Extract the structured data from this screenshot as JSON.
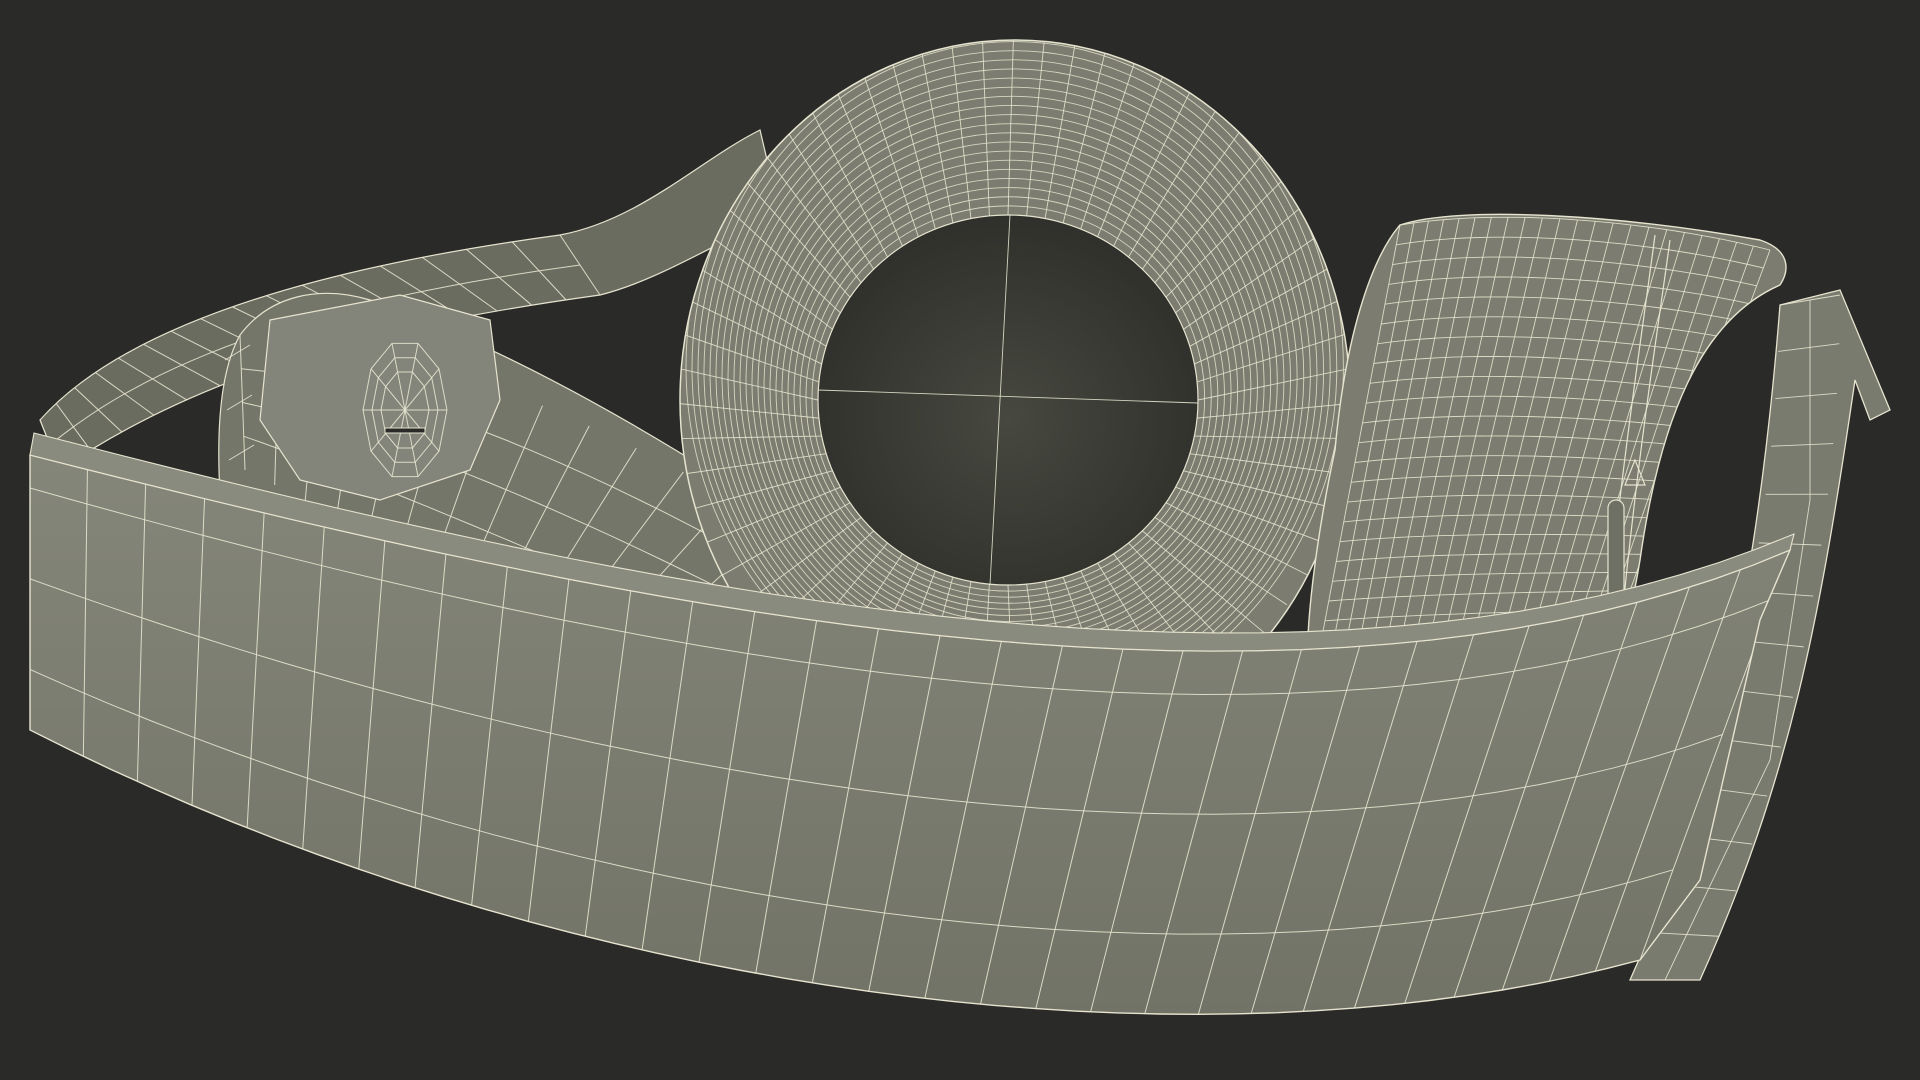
{
  "scene": {
    "background_color": "#2a2a28",
    "surface_color": "#7c7d70",
    "surface_dark_color": "#6b6c60",
    "cavity_color": "#3d3e38",
    "wire_color": "#e6e4cf",
    "subject": "headphones-wireframe-render"
  }
}
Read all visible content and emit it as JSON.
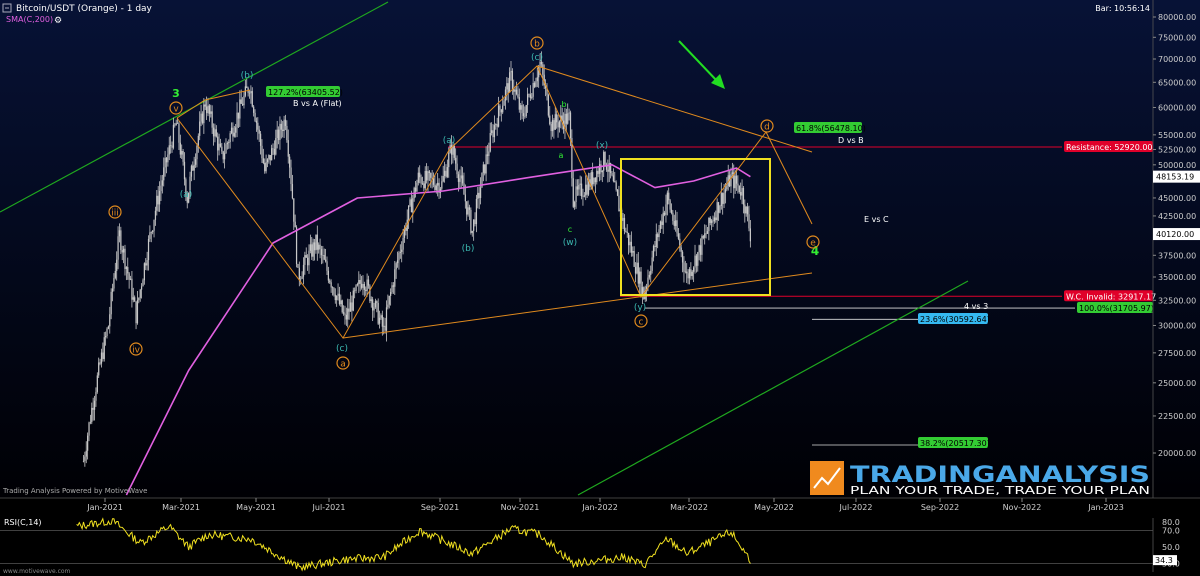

==================================================

*Given problem*:
Leave out the pictures, and give all the records again exactly.

*Worked solution*:
Extract the structured data from this screenshot as JSON.
{
  "scene": {
    "background_color": "#2a2a28",
    "surface_color": "#7c7d70",
    "surface_dark_color": "#6b6c60",
    "cavity_color": "#3d3e38",
    "wire_color": "#e6e4cf",
    "subject": "headphones-wireframe-render"
  }
}
Read all visible content and emit it as JSON.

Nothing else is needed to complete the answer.